Report the number of lines in the entries below that include the word "JSON", and nothing else.

** BEGIN AVAILABLE DATA **

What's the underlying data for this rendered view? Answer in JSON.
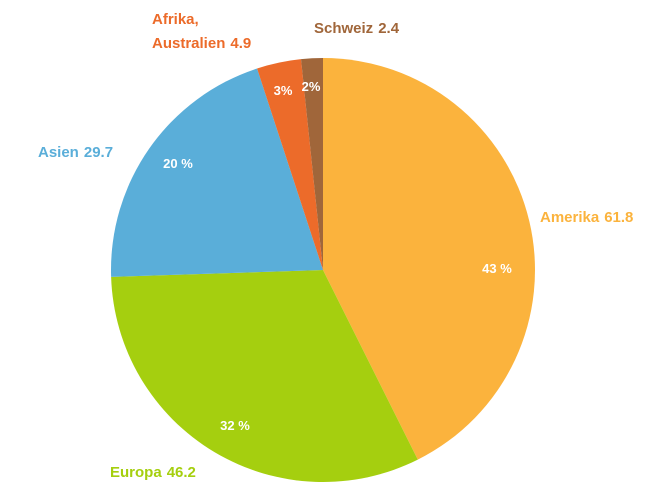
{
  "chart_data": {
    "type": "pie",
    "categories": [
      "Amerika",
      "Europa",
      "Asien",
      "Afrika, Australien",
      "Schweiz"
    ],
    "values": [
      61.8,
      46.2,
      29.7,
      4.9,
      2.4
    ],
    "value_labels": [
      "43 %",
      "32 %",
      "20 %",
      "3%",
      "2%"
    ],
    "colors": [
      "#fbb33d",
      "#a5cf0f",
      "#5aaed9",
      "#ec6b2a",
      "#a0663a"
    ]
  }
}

** END AVAILABLE DATA **
** BEGIN AVAILABLE DATA **

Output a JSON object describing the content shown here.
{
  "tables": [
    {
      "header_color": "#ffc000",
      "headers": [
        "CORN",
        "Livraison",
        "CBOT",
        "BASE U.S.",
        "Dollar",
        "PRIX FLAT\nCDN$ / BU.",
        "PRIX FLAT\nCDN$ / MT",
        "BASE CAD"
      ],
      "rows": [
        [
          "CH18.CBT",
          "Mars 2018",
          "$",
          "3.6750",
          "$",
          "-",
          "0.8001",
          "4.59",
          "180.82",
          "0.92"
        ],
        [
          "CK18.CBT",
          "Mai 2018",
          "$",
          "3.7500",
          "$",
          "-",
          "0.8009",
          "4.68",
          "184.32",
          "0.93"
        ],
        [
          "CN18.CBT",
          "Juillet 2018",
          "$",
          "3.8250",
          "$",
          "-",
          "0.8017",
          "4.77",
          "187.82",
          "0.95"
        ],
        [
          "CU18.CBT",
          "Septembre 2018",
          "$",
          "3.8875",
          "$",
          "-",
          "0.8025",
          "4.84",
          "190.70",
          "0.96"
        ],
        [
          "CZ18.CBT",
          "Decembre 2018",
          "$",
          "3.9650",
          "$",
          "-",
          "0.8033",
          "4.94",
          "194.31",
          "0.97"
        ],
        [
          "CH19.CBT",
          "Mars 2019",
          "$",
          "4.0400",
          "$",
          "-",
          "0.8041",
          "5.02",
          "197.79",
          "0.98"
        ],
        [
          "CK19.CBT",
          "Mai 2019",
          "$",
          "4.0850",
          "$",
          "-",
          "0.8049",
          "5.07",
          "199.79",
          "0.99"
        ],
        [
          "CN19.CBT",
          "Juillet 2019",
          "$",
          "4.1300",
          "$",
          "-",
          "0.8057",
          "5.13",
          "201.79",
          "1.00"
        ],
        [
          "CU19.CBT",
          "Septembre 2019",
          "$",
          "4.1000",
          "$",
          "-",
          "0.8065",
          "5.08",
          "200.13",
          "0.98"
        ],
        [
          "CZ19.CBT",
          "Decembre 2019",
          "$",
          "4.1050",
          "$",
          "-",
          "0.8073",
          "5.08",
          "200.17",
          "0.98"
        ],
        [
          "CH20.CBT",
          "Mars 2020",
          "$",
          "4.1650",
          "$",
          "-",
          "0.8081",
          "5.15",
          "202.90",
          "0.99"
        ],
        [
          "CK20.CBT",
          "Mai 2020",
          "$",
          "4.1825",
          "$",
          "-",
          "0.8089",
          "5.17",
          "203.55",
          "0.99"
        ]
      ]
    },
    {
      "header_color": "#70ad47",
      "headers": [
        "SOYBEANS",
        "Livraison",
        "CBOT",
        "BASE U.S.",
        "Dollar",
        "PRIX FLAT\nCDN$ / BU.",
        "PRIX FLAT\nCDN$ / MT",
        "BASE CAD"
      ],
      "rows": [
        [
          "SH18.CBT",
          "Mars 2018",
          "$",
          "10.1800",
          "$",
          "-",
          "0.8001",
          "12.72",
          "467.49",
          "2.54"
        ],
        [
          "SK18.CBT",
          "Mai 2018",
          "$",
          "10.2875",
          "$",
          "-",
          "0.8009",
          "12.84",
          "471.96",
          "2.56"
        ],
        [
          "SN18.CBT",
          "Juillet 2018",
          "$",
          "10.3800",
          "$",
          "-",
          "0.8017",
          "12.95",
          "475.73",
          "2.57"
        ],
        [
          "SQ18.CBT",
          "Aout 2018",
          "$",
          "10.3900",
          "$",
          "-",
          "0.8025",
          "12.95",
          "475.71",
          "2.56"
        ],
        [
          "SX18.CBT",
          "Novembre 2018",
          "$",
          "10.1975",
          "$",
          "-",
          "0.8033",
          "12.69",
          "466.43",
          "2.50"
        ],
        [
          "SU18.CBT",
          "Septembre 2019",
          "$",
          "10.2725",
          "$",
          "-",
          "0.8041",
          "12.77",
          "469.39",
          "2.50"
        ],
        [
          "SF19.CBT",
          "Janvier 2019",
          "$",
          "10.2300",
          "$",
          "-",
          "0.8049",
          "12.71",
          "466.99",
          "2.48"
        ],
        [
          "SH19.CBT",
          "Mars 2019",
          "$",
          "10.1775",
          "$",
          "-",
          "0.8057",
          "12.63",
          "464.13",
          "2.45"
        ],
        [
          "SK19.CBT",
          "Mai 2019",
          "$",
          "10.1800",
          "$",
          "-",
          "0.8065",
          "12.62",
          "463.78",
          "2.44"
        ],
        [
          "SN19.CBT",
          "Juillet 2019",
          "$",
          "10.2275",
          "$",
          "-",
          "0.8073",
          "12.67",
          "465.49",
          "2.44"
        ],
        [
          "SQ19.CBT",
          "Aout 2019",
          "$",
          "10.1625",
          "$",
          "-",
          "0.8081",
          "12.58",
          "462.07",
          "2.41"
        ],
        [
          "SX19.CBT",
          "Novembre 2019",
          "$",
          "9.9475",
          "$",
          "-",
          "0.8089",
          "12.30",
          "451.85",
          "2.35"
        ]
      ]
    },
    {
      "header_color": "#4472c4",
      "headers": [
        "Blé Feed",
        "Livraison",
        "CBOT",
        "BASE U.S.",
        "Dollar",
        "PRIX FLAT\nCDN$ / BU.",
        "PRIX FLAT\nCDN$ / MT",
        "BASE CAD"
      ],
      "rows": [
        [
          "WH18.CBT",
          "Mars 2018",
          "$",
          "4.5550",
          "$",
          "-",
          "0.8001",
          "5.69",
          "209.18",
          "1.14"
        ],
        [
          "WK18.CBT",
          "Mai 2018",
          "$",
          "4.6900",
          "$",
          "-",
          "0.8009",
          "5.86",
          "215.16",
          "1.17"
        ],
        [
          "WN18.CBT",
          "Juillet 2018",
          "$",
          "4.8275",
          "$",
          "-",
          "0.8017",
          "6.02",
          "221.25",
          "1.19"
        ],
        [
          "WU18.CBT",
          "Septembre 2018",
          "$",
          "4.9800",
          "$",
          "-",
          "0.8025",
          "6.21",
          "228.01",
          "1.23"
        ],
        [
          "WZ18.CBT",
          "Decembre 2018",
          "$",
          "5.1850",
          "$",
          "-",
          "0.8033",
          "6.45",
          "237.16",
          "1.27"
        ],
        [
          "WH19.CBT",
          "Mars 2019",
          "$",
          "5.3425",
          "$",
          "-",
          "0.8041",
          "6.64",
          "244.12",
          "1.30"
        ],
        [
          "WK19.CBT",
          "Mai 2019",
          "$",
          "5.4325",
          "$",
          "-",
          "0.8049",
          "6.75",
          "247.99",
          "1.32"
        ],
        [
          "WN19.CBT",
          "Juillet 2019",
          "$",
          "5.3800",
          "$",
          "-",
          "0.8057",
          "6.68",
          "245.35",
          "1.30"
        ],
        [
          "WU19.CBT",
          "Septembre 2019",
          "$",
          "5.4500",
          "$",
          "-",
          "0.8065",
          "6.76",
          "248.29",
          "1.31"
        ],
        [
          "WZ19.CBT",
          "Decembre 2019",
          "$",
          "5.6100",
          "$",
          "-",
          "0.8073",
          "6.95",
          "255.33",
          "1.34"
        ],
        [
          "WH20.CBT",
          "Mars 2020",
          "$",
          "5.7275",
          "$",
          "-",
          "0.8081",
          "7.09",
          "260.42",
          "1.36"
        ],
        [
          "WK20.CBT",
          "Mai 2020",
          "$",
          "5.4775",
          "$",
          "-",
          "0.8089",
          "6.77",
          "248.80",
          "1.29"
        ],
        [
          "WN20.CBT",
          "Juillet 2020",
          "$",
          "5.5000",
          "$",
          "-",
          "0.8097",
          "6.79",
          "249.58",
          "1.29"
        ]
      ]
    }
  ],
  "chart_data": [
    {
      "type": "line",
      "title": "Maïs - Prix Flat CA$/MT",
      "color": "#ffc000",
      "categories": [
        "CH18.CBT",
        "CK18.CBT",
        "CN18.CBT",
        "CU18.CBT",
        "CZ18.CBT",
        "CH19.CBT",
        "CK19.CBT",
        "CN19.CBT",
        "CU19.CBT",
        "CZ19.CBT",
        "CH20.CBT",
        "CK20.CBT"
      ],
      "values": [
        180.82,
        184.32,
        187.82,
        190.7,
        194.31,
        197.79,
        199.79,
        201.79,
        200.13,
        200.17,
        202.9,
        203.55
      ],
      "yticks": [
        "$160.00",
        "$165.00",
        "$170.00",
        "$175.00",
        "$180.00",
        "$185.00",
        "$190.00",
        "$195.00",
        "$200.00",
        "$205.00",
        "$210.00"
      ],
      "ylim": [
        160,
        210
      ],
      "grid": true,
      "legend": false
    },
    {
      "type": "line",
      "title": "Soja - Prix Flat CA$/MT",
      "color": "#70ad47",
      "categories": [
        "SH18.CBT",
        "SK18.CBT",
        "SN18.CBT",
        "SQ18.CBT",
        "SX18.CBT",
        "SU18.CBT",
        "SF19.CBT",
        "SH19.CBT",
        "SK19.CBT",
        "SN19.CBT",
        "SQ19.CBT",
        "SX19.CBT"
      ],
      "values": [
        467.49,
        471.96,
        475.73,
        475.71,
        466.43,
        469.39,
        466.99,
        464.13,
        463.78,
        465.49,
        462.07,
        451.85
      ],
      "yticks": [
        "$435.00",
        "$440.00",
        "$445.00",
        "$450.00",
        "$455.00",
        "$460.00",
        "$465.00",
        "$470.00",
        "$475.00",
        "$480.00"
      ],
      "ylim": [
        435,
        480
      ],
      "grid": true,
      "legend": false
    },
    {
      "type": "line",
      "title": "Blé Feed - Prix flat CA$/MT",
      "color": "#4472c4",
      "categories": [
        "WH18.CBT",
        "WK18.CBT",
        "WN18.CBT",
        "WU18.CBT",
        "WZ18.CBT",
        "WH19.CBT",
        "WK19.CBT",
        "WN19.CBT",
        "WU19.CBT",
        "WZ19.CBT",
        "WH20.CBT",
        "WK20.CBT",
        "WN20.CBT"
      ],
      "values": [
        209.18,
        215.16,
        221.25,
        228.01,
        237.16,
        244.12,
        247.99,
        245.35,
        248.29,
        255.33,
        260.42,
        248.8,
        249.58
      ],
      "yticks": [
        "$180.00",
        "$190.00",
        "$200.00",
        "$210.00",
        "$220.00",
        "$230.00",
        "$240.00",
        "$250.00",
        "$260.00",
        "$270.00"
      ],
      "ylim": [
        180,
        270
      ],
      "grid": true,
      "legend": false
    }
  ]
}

** END AVAILABLE DATA **

§ WORKED SOLUTION
2